La riunione del 5/10/2018 Il Prefetto di Salerno ha presieduto stamani, presso Palazzo del Governo, una riunione del Comitato provinciale per l'ordine e la sicurezza pubblica, alla quale sono intervenuti i Sindaci dei comuni di Altavilla Silentina, Buccino, Campagna, Castelcivita, Castelnuovo di Conza, Colliano, Controne, Contursi Terme, Eboli, Laviano, Oliveto Citra, Palomonte, Postiglione, Romagnano al Monte, San Gregorio Magno, Santomenna, Serre e Valva nonché i vertici provinciali delle Forze di Polizia e il Comandante della Compagnia Carabinieri di Eboli, competente per il territorio dei comuni interessati.

In apertura, il Prefetto ha illustrato le finalità dell'incontro, convocato per avere l'opportunità di interloquire personalmente i sindaci ed ha preannunciato che il Comitato di oggi rappresenta il primo di una serie di riunioni che si svolgeranno con cadenza settimanale e che vedranno coinvolti tutti gli amministratori locali, suddivisi per macro-aree, in considerazione della vastità ed eterogeneità della provincia di Salerno.

Successivamente, è stato dato ampio spazio ai Sindaci, che hanno messo in evidenza le problematiche maggiormente avvertite nelle comunità di appartenenza sotto il profilo della sicurezza in senso ampio: nello specifico, sono emerse alcune tematiche ricorrenti, come il perpetrarsi di reati predatori - soprattutto furti in abitazione, specialmente in orario notturno, che destano allarme sociale, furti di legna nelle aree montuose e nelle campagne nonché nelle aree industriali di Buccino, Oliveto Citra, Contursi Terme e Palomonte - la presenza di reati di tipo ambientale, con il deposito incontrollato e lo sversamento illecito di rifiuti, il verificarsi di incendi sia boschivi che ai danni di alcune attività commerciali di natura probabilmente dolosa, a cui va ad aggiungersi la carenza di organico delle Polizie Municipali. Il Sindaco di Eboli, l'unico comune della fascia costiera ed il più rilevante dal punto di vista demografico, ha evidenziato alcune specificità del suo territorio, con la presenza, oltre alla criminalità comune, di prostituzione e spaccio di stupefacenti.

» DATI FORNITI:
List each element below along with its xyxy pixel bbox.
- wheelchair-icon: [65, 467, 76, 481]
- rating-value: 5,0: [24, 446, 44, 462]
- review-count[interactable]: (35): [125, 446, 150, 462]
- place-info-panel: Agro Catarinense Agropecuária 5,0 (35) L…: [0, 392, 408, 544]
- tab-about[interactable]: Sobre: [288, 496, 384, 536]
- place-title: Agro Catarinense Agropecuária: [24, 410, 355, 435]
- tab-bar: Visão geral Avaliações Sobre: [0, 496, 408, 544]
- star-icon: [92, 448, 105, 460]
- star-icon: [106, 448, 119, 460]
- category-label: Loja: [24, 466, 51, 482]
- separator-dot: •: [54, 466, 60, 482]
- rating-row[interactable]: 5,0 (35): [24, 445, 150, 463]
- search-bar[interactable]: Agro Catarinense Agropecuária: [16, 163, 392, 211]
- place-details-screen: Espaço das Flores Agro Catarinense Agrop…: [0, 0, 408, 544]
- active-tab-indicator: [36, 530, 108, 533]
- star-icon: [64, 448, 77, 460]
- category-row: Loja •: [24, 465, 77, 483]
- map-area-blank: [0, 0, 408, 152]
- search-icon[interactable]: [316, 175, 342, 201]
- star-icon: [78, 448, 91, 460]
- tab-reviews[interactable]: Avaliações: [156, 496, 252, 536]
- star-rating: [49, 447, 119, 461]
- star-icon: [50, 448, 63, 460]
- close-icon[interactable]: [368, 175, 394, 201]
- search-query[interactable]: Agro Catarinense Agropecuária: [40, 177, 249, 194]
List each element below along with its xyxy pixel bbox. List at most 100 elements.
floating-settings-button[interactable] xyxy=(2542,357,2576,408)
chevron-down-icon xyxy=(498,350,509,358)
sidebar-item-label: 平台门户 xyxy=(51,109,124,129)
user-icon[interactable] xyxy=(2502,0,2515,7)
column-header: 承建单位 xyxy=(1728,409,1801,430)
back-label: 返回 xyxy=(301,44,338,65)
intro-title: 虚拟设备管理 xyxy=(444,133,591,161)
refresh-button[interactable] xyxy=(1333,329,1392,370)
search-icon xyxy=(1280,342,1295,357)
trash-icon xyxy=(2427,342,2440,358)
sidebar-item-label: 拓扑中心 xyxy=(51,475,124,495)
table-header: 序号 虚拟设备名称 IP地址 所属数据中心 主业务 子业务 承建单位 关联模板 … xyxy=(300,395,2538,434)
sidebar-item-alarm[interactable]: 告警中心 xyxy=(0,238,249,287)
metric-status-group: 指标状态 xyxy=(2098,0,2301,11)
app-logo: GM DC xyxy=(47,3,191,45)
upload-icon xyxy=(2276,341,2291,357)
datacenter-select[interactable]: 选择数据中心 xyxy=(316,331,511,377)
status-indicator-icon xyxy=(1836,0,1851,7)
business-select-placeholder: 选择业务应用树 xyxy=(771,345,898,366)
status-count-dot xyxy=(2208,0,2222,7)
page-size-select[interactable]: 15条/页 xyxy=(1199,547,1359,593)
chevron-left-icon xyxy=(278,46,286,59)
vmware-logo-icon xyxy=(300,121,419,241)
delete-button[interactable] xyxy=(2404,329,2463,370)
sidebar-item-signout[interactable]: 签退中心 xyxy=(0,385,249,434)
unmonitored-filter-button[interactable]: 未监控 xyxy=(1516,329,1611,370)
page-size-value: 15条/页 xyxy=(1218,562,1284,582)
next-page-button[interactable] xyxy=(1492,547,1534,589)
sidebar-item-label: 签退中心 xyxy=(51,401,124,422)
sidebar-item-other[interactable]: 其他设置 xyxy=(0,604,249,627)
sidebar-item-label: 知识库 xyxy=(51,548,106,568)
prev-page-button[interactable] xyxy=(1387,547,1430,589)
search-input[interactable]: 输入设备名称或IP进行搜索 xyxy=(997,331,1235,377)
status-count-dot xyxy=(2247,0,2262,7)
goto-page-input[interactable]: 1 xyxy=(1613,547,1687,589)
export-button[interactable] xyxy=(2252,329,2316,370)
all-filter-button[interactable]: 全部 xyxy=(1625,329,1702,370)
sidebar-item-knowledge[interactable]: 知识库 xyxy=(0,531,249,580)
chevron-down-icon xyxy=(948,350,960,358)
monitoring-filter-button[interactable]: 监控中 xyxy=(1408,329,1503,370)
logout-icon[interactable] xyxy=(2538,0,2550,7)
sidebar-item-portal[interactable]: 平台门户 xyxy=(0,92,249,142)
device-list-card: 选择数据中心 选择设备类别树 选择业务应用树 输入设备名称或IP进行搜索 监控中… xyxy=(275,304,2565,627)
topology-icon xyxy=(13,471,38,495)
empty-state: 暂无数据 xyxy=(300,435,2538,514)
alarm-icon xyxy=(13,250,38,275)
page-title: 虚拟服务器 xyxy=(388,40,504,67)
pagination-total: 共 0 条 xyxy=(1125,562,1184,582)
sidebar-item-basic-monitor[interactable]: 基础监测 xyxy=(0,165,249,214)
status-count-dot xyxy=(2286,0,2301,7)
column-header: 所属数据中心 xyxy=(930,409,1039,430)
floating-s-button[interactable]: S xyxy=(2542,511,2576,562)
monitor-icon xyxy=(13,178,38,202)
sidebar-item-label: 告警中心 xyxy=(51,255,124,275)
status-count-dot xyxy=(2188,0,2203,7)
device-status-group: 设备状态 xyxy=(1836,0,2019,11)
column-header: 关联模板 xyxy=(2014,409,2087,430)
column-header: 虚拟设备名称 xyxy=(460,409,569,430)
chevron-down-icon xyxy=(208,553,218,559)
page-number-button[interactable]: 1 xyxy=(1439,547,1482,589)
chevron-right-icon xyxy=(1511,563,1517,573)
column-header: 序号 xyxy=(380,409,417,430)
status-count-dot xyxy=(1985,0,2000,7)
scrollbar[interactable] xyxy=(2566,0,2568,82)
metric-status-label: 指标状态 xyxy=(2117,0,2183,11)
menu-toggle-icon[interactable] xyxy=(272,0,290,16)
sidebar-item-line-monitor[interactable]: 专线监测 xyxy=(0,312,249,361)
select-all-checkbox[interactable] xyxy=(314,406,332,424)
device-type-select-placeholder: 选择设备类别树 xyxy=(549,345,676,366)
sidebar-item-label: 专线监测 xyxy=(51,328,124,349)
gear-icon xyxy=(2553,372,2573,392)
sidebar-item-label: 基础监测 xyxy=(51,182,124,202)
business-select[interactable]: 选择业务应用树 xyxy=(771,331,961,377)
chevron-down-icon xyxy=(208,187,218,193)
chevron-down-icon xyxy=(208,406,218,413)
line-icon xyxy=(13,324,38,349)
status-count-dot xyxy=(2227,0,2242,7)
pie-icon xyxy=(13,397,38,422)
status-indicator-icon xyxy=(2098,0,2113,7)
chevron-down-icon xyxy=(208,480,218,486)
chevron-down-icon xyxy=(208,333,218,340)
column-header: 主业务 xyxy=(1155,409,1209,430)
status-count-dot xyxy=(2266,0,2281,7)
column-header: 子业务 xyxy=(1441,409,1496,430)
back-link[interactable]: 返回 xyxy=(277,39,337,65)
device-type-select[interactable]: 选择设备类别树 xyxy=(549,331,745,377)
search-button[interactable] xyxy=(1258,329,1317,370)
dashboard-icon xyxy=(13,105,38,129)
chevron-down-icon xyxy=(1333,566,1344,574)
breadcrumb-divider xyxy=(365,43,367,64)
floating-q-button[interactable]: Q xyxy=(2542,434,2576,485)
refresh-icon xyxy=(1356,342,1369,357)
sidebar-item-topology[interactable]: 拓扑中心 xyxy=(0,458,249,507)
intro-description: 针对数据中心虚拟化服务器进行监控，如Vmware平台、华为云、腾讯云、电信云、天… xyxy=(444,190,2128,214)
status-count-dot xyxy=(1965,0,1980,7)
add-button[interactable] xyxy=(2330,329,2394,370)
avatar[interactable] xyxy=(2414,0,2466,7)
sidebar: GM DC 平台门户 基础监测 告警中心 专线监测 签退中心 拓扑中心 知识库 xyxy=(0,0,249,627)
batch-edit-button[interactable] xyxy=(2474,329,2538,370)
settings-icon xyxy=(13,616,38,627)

» COMPITI:
[1] Rispondi a queste domande sul testo della riunione del 5/10/2018:
(a) In quale sede si è svolta la riunione?
(b) Con quale cadenza si terranno le riunioni successive?
(c) Quale comune è l'unico della fascia costiera?
[2] Ricopia parola per parola il testo della riunione del 5/10/2018, da "La riunione del" giù fino a "dei comuni interessati.".

» RISPOSTE AI COMPITI:
[1]
(a) Presso Palazzo del Governo.
(b) Con cadenza settimanale.
(c) Eboli.

[2]
La riunione del 5/10/2018 Il Prefetto di Salerno ha presieduto stamani, presso Palazzo del Governo, una riunione del Comitato provinciale per l'ordine e la sicurezza pubblica, alla quale sono intervenuti i Sindaci dei comuni di Altavilla Silentina, Buccino, Campagna, Castelcivita, Castelnuovo di Conza, Colliano, Controne, Contursi Terme, Eboli, Laviano, Oliveto Citra, Palomonte, Postiglione, Romagnano al Monte, San Gregorio Magno, Santomenna, Serre e Valva nonché i vertici provinciali delle Forze di Polizia e il Comandante della Compagnia Carabinieri di Eboli, competente per il territorio dei comuni interessati.